■ GOAL
Note how many lines hold "values" and report that number by itself.

■ Data listing
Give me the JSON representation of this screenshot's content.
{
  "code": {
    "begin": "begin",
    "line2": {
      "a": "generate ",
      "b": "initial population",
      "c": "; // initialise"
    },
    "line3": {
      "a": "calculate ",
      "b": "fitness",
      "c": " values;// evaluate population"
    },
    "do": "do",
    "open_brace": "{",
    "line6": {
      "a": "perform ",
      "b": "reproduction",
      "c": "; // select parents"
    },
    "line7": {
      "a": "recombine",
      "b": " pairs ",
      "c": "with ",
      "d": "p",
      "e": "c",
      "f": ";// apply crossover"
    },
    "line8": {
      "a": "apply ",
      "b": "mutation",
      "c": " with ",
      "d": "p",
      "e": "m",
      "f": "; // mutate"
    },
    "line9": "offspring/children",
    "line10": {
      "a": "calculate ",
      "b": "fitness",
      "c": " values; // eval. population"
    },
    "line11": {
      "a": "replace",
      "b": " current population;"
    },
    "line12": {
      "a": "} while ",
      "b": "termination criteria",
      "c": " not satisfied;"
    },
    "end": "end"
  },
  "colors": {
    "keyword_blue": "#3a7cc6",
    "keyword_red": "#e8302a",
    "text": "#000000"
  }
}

■ FINAL RESULT
2